- [Written instruction]
Find the word "Local" in the material below and gather every line that contains it.

- [Stored records]

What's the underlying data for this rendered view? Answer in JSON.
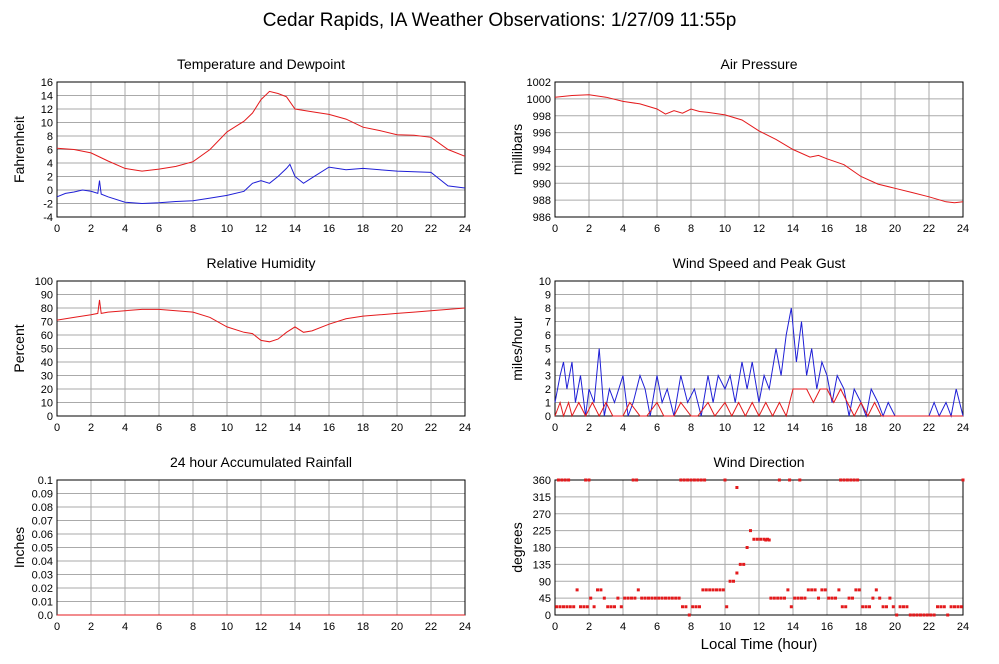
{
  "page_title": "Cedar Rapids, IA Weather Observations: 1/27/09 11:55p",
  "common_xlabel": "Local Time (hour)",
  "colors": {
    "red": "#e41a1c",
    "blue": "#1f1fd6",
    "grid": "#aaaaaa"
  },
  "chart_data": [
    {
      "id": "temp",
      "type": "line",
      "title": "Temperature and Dewpoint",
      "ylabel": "Fahrenheit",
      "xlim": [
        0,
        24
      ],
      "xticks": [
        "0",
        "2",
        "4",
        "6",
        "8",
        "10",
        "12",
        "14",
        "16",
        "18",
        "20",
        "22",
        "24"
      ],
      "ylim": [
        -4,
        16
      ],
      "yticks": [
        "-4",
        "-2",
        "0",
        "2",
        "4",
        "6",
        "8",
        "10",
        "12",
        "14",
        "16"
      ],
      "grid": true,
      "series": [
        {
          "color": "#e41a1c",
          "x": [
            0,
            1,
            2,
            3,
            4,
            5,
            6,
            7,
            8,
            9,
            10,
            11,
            11.5,
            12,
            12.5,
            13,
            13.5,
            14,
            15,
            16,
            17,
            18,
            19,
            20,
            21,
            22,
            23,
            24
          ],
          "y": [
            6.2,
            6.0,
            5.5,
            4.3,
            3.2,
            2.8,
            3.1,
            3.5,
            4.2,
            6.0,
            8.6,
            10.2,
            11.4,
            13.4,
            14.6,
            14.3,
            13.8,
            12.0,
            11.6,
            11.2,
            10.5,
            9.3,
            8.8,
            8.2,
            8.1,
            7.8,
            6.0,
            5.0
          ]
        },
        {
          "color": "#1f1fd6",
          "x": [
            0,
            0.5,
            1,
            1.5,
            2,
            2.4,
            2.5,
            2.6,
            3,
            4,
            5,
            6,
            7,
            8,
            9,
            10,
            11,
            11.5,
            12,
            12.5,
            13,
            13.5,
            13.7,
            14,
            14.5,
            15,
            16,
            17,
            18,
            19,
            20,
            21,
            22,
            23,
            24
          ],
          "y": [
            -1.0,
            -0.5,
            -0.3,
            0.0,
            -0.2,
            -0.5,
            1.4,
            -0.6,
            -1.0,
            -1.8,
            -2.0,
            -1.9,
            -1.7,
            -1.6,
            -1.2,
            -0.8,
            -0.2,
            1.0,
            1.4,
            1.0,
            2.0,
            3.2,
            3.8,
            2.0,
            1.0,
            1.8,
            3.4,
            3.0,
            3.2,
            3.0,
            2.8,
            2.7,
            2.6,
            0.6,
            0.3
          ]
        }
      ]
    },
    {
      "id": "pressure",
      "type": "line",
      "title": "Air Pressure",
      "ylabel": "millibars",
      "xlim": [
        0,
        24
      ],
      "xticks": [
        "0",
        "2",
        "4",
        "6",
        "8",
        "10",
        "12",
        "14",
        "16",
        "18",
        "20",
        "22",
        "24"
      ],
      "ylim": [
        986,
        1002
      ],
      "yticks": [
        "986",
        "988",
        "990",
        "992",
        "994",
        "996",
        "998",
        "1000",
        "1002"
      ],
      "grid": true,
      "series": [
        {
          "color": "#e41a1c",
          "x": [
            0,
            1,
            2,
            3,
            4,
            5,
            6,
            6.5,
            7,
            7.5,
            8,
            8.5,
            9,
            10,
            11,
            12,
            13,
            14,
            15,
            15.5,
            16,
            17,
            18,
            19,
            20,
            21,
            22,
            23,
            23.5,
            24
          ],
          "y": [
            1000.2,
            1000.4,
            1000.5,
            1000.2,
            999.7,
            999.4,
            998.8,
            998.2,
            998.6,
            998.3,
            998.8,
            998.5,
            998.4,
            998.1,
            997.5,
            996.2,
            995.2,
            994.0,
            993.1,
            993.3,
            992.9,
            992.2,
            990.8,
            989.9,
            989.4,
            988.9,
            988.4,
            987.8,
            987.7,
            987.8
          ]
        }
      ]
    },
    {
      "id": "humidity",
      "type": "line",
      "title": "Relative Humidity",
      "ylabel": "Percent",
      "xlim": [
        0,
        24
      ],
      "xticks": [
        "0",
        "2",
        "4",
        "6",
        "8",
        "10",
        "12",
        "14",
        "16",
        "18",
        "20",
        "22",
        "24"
      ],
      "ylim": [
        0,
        100
      ],
      "yticks": [
        "0",
        "10",
        "20",
        "30",
        "40",
        "50",
        "60",
        "70",
        "80",
        "90",
        "100"
      ],
      "grid": true,
      "series": [
        {
          "color": "#e41a1c",
          "x": [
            0,
            1,
            2,
            2.4,
            2.5,
            2.6,
            3,
            4,
            5,
            6,
            7,
            8,
            9,
            10,
            11,
            11.5,
            12,
            12.5,
            13,
            13.5,
            14,
            14.5,
            15,
            16,
            17,
            18,
            19,
            20,
            21,
            22,
            23,
            24
          ],
          "y": [
            71,
            73,
            75,
            76,
            86,
            76,
            77,
            78,
            79,
            79,
            78,
            77,
            73,
            66,
            62,
            61,
            56,
            55,
            57,
            62,
            66,
            62,
            63,
            68,
            72,
            74,
            75,
            76,
            77,
            78,
            79,
            80
          ]
        }
      ]
    },
    {
      "id": "wind",
      "type": "line",
      "title": "Wind Speed and Peak Gust",
      "ylabel": "miles/hour",
      "xlim": [
        0,
        24
      ],
      "xticks": [
        "0",
        "2",
        "4",
        "6",
        "8",
        "10",
        "12",
        "14",
        "16",
        "18",
        "20",
        "22",
        "24"
      ],
      "ylim": [
        0,
        10
      ],
      "yticks": [
        "0",
        "1",
        "2",
        "3",
        "4",
        "5",
        "6",
        "7",
        "8",
        "9",
        "10"
      ],
      "grid": true,
      "series": [
        {
          "color": "#1f1fd6",
          "x": [
            0,
            0.3,
            0.5,
            0.7,
            1,
            1.2,
            1.5,
            1.8,
            2,
            2.3,
            2.6,
            2.9,
            3.2,
            3.5,
            4,
            4.3,
            4.6,
            5,
            5.3,
            5.6,
            6,
            6.3,
            6.6,
            7,
            7.4,
            7.8,
            8.2,
            8.6,
            9,
            9.3,
            9.6,
            10,
            10.3,
            10.6,
            11,
            11.3,
            11.6,
            12,
            12.3,
            12.6,
            13,
            13.3,
            13.6,
            13.9,
            14.2,
            14.5,
            14.8,
            15.1,
            15.4,
            15.7,
            16,
            16.3,
            16.6,
            17,
            17.3,
            17.6,
            18,
            18.3,
            18.6,
            19,
            19.3,
            19.6,
            20,
            20.3,
            20.6,
            21,
            21.5,
            22,
            22.3,
            22.6,
            23,
            23.3,
            23.6,
            24
          ],
          "y": [
            1,
            3,
            4,
            2,
            4,
            1,
            3,
            0,
            2,
            1,
            5,
            0,
            2,
            1,
            3,
            0,
            1,
            3,
            2,
            0,
            3,
            1,
            2,
            0,
            3,
            1,
            2,
            0,
            3,
            1,
            3,
            2,
            3,
            1,
            4,
            2,
            4,
            1,
            3,
            2,
            5,
            3,
            6,
            8,
            4,
            7,
            3,
            5,
            2,
            4,
            3,
            1,
            3,
            2,
            0,
            2,
            1,
            0,
            2,
            1,
            0,
            1,
            0,
            0,
            0,
            0,
            0,
            0,
            1,
            0,
            1,
            0,
            2,
            0
          ]
        },
        {
          "color": "#e41a1c",
          "x": [
            0,
            0.3,
            0.5,
            0.8,
            1,
            1.4,
            1.8,
            2.2,
            2.6,
            3,
            3.4,
            4,
            4.4,
            5,
            5.4,
            6,
            6.4,
            7,
            7.4,
            8,
            8.4,
            9,
            9.4,
            10,
            10.4,
            10.8,
            11.2,
            11.6,
            12,
            12.4,
            12.8,
            13.2,
            13.6,
            14,
            14.4,
            14.8,
            15.2,
            15.6,
            16,
            16.4,
            16.8,
            17.2,
            17.6,
            18,
            18.4,
            18.8,
            19.2,
            19.6,
            20,
            21,
            22,
            23,
            24
          ],
          "y": [
            0,
            1,
            0,
            1,
            0,
            1,
            0,
            1,
            0,
            1,
            0,
            0,
            1,
            0,
            0,
            1,
            0,
            0,
            1,
            0,
            0,
            1,
            0,
            1,
            0,
            1,
            0,
            1,
            0,
            1,
            0,
            1,
            0,
            2,
            2,
            2,
            1,
            2,
            2,
            1,
            2,
            1,
            0,
            1,
            0,
            1,
            0,
            0,
            0,
            0,
            0,
            0,
            0
          ]
        }
      ]
    },
    {
      "id": "rain",
      "type": "line",
      "title": "24 hour Accumulated Rainfall",
      "ylabel": "Inches",
      "xlim": [
        0,
        24
      ],
      "xticks": [
        "0",
        "2",
        "4",
        "6",
        "8",
        "10",
        "12",
        "14",
        "16",
        "18",
        "20",
        "22",
        "24"
      ],
      "ylim": [
        0,
        0.1
      ],
      "yticks": [
        "0.0",
        "0.01",
        "0.02",
        "0.03",
        "0.04",
        "0.05",
        "0.06",
        "0.07",
        "0.08",
        "0.09",
        "0.1"
      ],
      "grid": true,
      "series": [
        {
          "color": "#e41a1c",
          "x": [
            0,
            24
          ],
          "y": [
            0,
            0
          ]
        }
      ]
    },
    {
      "id": "direction",
      "type": "scatter",
      "title": "Wind Direction",
      "ylabel": "degrees",
      "xlabel": "Local Time (hour)",
      "xlim": [
        0,
        24
      ],
      "xticks": [
        "0",
        "2",
        "4",
        "6",
        "8",
        "10",
        "12",
        "14",
        "16",
        "18",
        "20",
        "22",
        "24"
      ],
      "ylim": [
        0,
        360
      ],
      "yticks": [
        "0",
        "45",
        "90",
        "135",
        "180",
        "225",
        "270",
        "315",
        "360"
      ],
      "grid": true,
      "series": [
        {
          "color": "#e41a1c",
          "x": [
            0.1,
            0.3,
            0.5,
            0.7,
            0.9,
            1.1,
            1.3,
            1.5,
            1.7,
            1.9,
            2.1,
            2.3,
            2.5,
            2.7,
            2.9,
            3.1,
            3.3,
            3.5,
            3.7,
            3.9,
            4.1,
            4.3,
            4.5,
            4.7,
            4.9,
            5.1,
            5.3,
            5.5,
            5.7,
            5.9,
            6.1,
            6.3,
            6.5,
            6.7,
            6.9,
            7.1,
            7.3,
            7.5,
            7.7,
            7.9,
            8.1,
            8.3,
            8.5,
            8.7,
            8.9,
            9.1,
            9.3,
            9.5,
            9.7,
            9.9,
            10.1,
            10.3,
            10.5,
            10.7,
            10.9,
            11.1,
            11.3,
            11.5,
            11.7,
            11.9,
            12.1,
            12.3,
            12.5,
            12.7,
            12.9,
            13.1,
            13.3,
            13.5,
            13.7,
            13.9,
            14.1,
            14.3,
            14.5,
            14.7,
            14.9,
            15.1,
            15.3,
            15.5,
            15.7,
            15.9,
            16.1,
            16.3,
            16.5,
            16.7,
            16.9,
            17.1,
            17.3,
            17.5,
            17.7,
            17.9,
            18.1,
            18.3,
            18.5,
            18.7,
            18.9,
            19.1,
            19.3,
            19.5,
            19.7,
            19.9,
            20.1,
            20.3,
            20.5,
            20.7,
            20.9,
            21.1,
            21.3,
            21.5,
            21.7,
            21.9,
            22.1,
            22.3,
            22.5,
            22.7,
            22.9,
            23.1,
            23.3,
            23.5,
            23.7,
            23.9,
            0.2,
            0.4,
            0.6,
            0.8,
            1.8,
            2.0,
            4.6,
            4.8,
            7.4,
            7.6,
            7.8,
            8.0,
            8.2,
            8.4,
            8.6,
            8.8,
            10.0,
            13.2,
            13.8,
            14.4,
            16.8,
            17.0,
            17.2,
            17.4,
            17.6,
            17.8,
            12.4,
            12.6,
            10.7,
            24.0
          ],
          "y": [
            22,
            22,
            22,
            22,
            22,
            22,
            67,
            22,
            22,
            22,
            45,
            22,
            67,
            67,
            45,
            22,
            22,
            22,
            45,
            22,
            45,
            45,
            45,
            45,
            67,
            45,
            45,
            45,
            45,
            45,
            45,
            45,
            45,
            45,
            45,
            45,
            45,
            22,
            22,
            0,
            22,
            22,
            22,
            67,
            67,
            67,
            67,
            67,
            67,
            67,
            22,
            90,
            90,
            112,
            135,
            135,
            180,
            225,
            202,
            202,
            202,
            202,
            202,
            45,
            45,
            45,
            45,
            45,
            67,
            22,
            45,
            45,
            45,
            45,
            67,
            67,
            67,
            45,
            67,
            67,
            45,
            45,
            45,
            67,
            22,
            22,
            45,
            45,
            67,
            67,
            22,
            22,
            22,
            45,
            67,
            45,
            22,
            22,
            45,
            22,
            0,
            22,
            22,
            22,
            0,
            0,
            0,
            0,
            0,
            0,
            0,
            0,
            22,
            22,
            22,
            0,
            22,
            22,
            22,
            22,
            360,
            360,
            360,
            360,
            360,
            360,
            360,
            360,
            360,
            360,
            360,
            360,
            360,
            360,
            360,
            360,
            360,
            360,
            360,
            360,
            360,
            360,
            360,
            360,
            360,
            360,
            200,
            200,
            340,
            360
          ]
        }
      ]
    }
  ]
}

- [Answer to this task]
  "common_xlabel": "Local Time (hour)",
      "xlabel": "Local Time (hour)",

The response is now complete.